TEXTO SELECCIONADO:
---

La doctrina de la guerra de nueva generación (new generation warfare, NGW) supone para Rusia la combinación de actividades de distinta naturaleza (guerra electrónica, cibernética, psicológica) y difícil atribución, sin llegar a cruzar el umbral del conflicto militar. Vista así, la persuasión, elemento esencial de la guerra informativa (
'informatsionnaya voyna'), sería más efectiva que la fuerza bruta, aunque la experiencia histórica demuestra que también puede constituir su antesala y condicionar, incluso, el desarrollo de una acción militar.
Las sofisticadas operaciones de influencia rusas beben de una extensa tradición que las ha convertido en la quintaesencia de la manipulación y el engaño (
maskirovka en contextos bélicos).
Su potencial desestabilizador ha permitido hasta ahora a la Federación Rusa sostener un papel relevante en la política global a pesar de tener un PIB inferior a Italia (según datos del Banco Mundial en 2020) sin realizar importantes esfuerzos diplomáticos, económicos o militares.
En las semanas previas a la invasión, analistas y expertos consideraron que la crisis de Ucrania no derivaría en la utilización de medios de guerra convencionales. Primero, porque un conflicto de alta intensidad que requiriese una logística compleja y costosa no sería asumible por la economía rusa; y segundo, porque ésta se vería seriamente lastrada por las sanciones internacionales y posibles boicots, con un daño muy superior al que se produciría en la economía europea, aun con su actual dependencia del suministro de gas. Pero lo cierto es que Rusia ha intervenido en 24 conflictos político-militares desde el colapso de la URSS que van más allá de las dos guerras de Chechenia y las conocidas acciones en Osetia o Georgia, hasta completar un abanico de crisis cuya causa subyacente ha sido siempre la expansión para lograr imponer su voluntad en su vecindad inmediata.

---

REGISTROS ENUMERADOS:
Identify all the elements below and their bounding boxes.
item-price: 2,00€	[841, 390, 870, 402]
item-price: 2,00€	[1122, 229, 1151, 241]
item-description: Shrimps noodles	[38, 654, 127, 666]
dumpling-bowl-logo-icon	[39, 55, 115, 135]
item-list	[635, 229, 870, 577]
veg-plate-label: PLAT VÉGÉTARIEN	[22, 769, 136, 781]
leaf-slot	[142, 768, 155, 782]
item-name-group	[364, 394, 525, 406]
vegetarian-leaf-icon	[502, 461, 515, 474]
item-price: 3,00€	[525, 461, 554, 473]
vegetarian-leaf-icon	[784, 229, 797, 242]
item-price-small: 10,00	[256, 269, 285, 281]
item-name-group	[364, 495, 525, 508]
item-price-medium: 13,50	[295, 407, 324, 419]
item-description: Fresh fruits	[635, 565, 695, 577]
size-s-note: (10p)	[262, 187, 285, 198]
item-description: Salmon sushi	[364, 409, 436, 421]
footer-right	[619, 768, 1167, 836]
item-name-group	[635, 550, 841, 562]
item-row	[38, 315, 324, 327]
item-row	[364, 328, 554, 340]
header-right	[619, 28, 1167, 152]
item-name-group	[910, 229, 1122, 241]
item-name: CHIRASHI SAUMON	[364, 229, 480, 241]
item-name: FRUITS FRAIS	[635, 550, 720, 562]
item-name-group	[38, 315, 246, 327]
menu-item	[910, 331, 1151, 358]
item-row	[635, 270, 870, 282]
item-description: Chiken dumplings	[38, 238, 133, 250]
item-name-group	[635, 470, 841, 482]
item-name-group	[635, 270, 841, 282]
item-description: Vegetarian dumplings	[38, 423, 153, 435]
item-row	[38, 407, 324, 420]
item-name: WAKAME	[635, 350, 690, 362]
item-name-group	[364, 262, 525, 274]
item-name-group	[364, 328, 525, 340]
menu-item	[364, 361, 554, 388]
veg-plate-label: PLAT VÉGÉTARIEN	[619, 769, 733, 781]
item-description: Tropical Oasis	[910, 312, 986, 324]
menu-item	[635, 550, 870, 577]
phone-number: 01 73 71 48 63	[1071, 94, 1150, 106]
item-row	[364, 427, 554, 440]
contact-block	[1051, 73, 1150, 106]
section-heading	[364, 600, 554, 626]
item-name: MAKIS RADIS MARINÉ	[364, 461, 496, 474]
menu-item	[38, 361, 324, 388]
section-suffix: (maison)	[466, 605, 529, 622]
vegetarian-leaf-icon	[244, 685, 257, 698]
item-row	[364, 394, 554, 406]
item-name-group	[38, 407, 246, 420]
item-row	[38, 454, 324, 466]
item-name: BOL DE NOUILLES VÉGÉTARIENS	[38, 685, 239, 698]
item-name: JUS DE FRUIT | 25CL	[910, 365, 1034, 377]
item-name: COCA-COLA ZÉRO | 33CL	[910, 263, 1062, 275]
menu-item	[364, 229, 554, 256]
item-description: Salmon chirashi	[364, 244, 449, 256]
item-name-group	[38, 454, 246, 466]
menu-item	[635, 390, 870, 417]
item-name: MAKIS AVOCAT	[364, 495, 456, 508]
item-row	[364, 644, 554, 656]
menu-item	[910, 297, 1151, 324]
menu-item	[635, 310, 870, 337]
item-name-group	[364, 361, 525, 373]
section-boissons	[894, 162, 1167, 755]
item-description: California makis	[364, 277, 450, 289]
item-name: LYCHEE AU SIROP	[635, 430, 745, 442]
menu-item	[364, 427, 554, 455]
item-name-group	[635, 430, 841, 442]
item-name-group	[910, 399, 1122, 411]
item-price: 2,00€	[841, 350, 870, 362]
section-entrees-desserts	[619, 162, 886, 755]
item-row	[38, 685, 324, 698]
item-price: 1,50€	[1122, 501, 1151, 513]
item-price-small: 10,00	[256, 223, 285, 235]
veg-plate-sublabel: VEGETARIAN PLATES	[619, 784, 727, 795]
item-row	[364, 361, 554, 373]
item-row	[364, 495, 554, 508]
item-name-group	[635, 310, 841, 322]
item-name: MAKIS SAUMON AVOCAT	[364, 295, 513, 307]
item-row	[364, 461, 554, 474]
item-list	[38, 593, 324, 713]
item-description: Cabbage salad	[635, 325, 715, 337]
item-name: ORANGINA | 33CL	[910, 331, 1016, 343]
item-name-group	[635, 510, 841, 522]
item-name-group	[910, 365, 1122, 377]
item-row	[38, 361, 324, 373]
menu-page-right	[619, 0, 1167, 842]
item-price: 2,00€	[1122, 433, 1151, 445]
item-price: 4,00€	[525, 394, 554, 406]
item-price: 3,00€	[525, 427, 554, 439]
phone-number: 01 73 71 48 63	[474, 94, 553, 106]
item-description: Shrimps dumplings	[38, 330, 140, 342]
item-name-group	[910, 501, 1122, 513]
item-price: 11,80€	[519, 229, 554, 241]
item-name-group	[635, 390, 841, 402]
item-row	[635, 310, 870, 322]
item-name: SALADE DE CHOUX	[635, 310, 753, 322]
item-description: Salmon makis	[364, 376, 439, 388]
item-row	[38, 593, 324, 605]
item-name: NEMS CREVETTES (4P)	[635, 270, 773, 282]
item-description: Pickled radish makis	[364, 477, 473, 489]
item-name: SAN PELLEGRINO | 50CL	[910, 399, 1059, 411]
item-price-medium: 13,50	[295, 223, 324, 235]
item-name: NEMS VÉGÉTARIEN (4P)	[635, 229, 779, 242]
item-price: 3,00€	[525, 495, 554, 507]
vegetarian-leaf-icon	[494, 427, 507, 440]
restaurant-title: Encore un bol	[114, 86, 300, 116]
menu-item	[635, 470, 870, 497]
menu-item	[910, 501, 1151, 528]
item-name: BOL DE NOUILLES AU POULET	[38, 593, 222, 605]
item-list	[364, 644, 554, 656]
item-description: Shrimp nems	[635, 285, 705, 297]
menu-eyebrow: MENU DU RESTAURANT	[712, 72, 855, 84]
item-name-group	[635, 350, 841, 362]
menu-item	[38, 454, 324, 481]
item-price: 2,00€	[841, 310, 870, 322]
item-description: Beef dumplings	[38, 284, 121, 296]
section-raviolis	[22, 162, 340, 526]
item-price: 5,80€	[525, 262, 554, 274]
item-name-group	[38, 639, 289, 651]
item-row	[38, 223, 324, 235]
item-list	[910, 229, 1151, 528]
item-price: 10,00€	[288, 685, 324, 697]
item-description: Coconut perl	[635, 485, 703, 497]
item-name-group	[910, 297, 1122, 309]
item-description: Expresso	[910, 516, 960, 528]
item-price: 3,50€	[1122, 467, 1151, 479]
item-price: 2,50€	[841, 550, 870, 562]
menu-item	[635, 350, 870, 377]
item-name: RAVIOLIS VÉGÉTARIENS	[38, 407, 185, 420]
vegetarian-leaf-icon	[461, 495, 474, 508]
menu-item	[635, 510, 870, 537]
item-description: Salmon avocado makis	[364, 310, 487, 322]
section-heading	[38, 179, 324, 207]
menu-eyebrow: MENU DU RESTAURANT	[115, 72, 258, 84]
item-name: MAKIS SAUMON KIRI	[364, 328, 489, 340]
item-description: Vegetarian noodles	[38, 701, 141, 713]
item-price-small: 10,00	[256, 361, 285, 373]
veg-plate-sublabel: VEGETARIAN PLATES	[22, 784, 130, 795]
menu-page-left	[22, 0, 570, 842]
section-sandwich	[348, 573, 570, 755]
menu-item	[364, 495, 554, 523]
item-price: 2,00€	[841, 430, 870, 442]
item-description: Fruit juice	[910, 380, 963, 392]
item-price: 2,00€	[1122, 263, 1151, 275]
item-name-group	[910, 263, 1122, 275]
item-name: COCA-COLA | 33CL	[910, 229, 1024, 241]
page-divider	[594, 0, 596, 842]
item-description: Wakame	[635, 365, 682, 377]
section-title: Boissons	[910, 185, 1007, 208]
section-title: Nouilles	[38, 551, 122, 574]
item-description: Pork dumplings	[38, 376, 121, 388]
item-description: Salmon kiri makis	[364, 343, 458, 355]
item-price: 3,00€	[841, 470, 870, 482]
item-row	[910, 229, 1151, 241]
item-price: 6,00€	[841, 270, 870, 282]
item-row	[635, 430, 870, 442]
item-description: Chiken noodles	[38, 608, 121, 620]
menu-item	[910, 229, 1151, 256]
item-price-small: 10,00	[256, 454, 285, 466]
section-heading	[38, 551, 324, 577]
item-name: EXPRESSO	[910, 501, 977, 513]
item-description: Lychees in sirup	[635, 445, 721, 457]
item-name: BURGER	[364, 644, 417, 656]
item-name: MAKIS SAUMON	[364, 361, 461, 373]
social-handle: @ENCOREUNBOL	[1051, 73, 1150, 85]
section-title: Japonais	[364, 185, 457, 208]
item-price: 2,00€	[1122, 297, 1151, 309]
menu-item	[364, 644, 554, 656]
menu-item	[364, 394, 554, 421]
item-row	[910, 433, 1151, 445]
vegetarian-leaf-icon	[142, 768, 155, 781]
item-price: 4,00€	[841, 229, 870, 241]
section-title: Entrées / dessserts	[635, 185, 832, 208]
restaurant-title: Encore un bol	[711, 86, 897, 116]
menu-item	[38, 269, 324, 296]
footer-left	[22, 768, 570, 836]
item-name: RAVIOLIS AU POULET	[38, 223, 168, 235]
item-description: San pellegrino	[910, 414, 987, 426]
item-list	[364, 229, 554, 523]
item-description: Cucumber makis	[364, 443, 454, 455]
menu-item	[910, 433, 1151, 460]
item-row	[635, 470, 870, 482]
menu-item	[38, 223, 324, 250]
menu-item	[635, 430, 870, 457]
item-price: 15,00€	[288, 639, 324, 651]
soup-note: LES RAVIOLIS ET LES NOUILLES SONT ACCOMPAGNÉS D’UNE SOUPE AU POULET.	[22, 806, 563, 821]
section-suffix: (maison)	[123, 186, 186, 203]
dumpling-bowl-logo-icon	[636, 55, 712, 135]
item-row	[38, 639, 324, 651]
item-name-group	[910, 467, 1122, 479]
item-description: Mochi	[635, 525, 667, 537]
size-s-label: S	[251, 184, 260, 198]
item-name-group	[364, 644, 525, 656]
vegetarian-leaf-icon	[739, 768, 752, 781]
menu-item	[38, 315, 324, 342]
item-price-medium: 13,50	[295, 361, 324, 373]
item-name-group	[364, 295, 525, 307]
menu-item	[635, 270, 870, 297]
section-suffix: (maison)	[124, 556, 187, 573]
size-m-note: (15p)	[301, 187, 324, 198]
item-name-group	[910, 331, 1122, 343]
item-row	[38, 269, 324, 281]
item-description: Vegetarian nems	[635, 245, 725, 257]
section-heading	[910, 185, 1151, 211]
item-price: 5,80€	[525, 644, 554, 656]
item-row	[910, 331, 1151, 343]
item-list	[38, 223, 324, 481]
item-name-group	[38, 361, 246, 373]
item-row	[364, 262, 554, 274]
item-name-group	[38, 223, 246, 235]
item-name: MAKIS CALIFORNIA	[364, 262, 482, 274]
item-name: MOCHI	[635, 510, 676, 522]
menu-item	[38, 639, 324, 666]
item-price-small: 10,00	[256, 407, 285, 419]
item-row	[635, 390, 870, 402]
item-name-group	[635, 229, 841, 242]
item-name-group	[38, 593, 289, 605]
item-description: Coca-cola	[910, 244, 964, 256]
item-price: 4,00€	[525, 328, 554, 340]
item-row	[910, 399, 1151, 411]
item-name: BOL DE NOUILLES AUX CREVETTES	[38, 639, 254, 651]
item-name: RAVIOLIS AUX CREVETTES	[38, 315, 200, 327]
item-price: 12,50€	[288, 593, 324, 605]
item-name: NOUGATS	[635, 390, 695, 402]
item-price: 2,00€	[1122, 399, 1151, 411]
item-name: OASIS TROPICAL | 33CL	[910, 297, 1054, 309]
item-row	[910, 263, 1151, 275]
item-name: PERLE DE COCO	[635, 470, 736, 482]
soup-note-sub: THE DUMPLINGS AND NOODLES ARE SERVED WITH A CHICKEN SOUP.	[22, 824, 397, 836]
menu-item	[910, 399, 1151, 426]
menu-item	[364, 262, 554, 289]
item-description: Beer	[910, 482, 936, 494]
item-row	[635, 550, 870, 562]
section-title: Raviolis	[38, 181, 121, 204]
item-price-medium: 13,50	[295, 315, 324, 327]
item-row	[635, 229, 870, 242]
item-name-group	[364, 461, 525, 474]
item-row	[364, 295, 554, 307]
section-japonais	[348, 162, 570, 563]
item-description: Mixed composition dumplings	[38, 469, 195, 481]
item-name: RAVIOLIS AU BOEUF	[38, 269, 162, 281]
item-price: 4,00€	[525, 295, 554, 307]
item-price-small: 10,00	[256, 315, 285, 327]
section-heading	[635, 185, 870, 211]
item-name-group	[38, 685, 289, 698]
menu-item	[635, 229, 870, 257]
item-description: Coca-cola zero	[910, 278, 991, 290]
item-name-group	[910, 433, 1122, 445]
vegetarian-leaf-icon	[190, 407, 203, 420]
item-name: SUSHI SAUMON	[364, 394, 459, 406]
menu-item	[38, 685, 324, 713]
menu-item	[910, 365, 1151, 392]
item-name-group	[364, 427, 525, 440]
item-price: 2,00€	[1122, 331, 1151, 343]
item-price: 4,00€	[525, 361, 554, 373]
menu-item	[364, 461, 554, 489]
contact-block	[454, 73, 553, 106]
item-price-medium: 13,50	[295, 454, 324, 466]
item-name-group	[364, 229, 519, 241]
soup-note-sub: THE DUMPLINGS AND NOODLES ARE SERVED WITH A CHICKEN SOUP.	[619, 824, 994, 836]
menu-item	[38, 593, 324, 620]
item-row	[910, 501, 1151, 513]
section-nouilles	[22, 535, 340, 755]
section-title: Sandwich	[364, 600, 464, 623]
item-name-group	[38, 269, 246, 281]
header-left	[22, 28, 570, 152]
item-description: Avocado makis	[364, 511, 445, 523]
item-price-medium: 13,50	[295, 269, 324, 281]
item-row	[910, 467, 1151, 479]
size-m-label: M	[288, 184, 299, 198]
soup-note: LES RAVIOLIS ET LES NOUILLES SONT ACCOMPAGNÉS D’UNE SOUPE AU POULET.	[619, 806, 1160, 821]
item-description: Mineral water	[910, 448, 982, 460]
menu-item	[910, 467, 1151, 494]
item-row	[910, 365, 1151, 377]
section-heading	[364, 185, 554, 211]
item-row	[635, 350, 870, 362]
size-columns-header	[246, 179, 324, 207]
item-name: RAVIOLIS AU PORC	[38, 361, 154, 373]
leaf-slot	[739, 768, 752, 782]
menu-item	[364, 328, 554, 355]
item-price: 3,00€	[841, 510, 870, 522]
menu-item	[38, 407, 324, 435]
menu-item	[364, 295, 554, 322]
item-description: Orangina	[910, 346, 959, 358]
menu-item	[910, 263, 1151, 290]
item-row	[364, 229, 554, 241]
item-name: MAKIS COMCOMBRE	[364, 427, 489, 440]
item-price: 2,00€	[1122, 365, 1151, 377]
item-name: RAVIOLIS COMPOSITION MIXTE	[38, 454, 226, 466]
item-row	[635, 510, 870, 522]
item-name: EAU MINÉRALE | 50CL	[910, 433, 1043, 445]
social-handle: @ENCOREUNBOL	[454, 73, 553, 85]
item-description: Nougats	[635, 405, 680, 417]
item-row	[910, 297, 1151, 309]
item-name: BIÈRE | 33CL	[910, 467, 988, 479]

---

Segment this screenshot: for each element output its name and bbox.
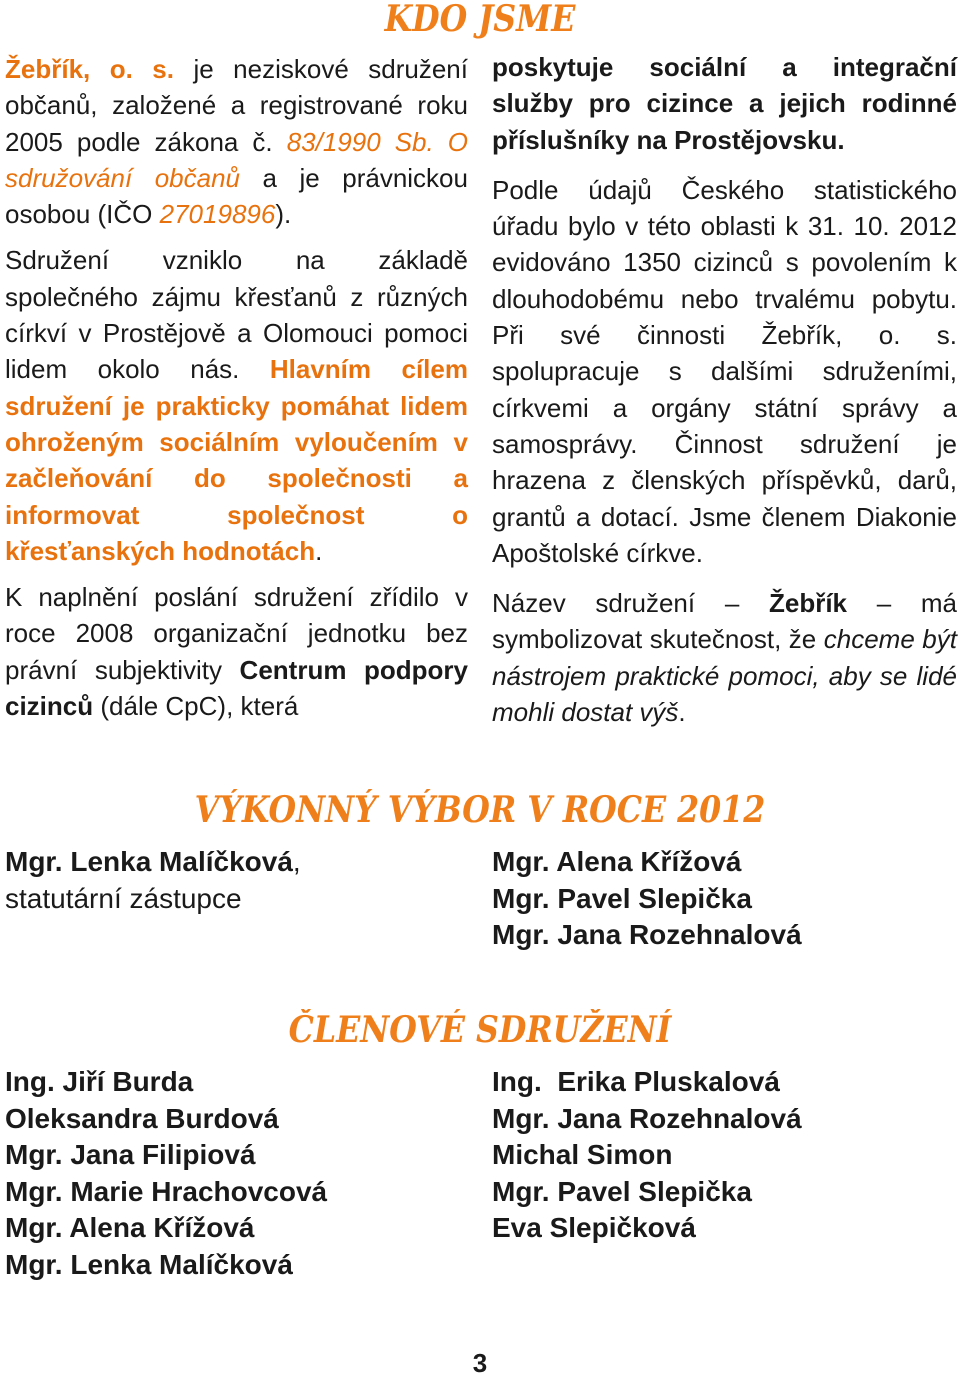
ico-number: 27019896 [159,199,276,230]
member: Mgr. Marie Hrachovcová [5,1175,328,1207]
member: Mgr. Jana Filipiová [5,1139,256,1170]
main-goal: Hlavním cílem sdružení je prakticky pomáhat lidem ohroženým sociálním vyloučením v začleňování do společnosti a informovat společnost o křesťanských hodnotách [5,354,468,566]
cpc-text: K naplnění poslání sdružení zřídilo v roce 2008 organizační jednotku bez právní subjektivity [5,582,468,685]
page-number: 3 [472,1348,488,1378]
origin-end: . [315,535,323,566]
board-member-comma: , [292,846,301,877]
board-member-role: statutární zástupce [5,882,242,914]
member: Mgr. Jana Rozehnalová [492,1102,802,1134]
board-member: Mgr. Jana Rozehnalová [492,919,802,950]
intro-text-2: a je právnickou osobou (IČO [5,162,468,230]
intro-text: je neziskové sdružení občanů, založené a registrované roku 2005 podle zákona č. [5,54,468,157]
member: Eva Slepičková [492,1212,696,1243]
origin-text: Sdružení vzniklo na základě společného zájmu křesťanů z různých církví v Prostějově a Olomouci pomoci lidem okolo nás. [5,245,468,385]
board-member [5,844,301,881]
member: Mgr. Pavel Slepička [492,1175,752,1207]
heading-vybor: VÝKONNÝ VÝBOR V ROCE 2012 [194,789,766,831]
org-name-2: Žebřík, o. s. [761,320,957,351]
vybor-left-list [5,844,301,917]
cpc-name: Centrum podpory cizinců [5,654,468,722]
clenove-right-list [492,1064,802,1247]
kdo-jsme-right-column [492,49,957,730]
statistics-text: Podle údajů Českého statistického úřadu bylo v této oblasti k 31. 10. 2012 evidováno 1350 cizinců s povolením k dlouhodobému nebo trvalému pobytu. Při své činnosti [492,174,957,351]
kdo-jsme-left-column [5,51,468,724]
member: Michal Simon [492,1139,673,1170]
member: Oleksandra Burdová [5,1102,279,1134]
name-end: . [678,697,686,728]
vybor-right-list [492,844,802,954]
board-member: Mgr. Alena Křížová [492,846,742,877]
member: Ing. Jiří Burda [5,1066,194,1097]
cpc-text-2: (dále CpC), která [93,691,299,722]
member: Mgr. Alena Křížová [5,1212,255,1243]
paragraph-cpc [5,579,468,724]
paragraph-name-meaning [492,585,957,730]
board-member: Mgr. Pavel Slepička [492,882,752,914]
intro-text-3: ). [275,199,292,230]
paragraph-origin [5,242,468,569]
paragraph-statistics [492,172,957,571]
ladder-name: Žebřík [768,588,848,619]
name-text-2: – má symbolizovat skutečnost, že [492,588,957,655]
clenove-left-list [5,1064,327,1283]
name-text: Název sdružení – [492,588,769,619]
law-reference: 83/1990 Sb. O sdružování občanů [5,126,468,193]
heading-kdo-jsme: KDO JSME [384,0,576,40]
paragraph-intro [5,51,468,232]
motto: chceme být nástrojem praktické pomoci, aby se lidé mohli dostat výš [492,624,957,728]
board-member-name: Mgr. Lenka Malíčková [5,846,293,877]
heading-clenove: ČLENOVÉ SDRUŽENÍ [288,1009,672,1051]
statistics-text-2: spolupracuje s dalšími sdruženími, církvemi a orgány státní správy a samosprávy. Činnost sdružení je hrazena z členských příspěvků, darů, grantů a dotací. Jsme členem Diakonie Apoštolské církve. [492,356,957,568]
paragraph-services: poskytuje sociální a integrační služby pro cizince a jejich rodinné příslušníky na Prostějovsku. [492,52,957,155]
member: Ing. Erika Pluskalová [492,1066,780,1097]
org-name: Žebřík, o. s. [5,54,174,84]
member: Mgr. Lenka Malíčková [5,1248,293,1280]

---

EJERCICIO ESCRITO: Por favor, copia sin cambios el pasaje del texto sobre la guerra de nueva generación rusa que comienza con "Las sofisticadas operaciones" y continúa hasta "económicos o militares.".

SOLUCIÓN DEL EJERCICIO:
Las sofisticadas operaciones de influencia rusas beben de una extensa tradición que las ha convertido en la quintaesencia de la manipulación y el engaño (
maskirovka en contextos bélicos).
Su potencial desestabilizador ha permitido hasta ahora a la Federación Rusa sostener un papel relevante en la política global a pesar de tener un PIB inferior a Italia (según datos del Banco Mundial en 2020) sin realizar importantes esfuerzos diplomáticos, económicos o militares.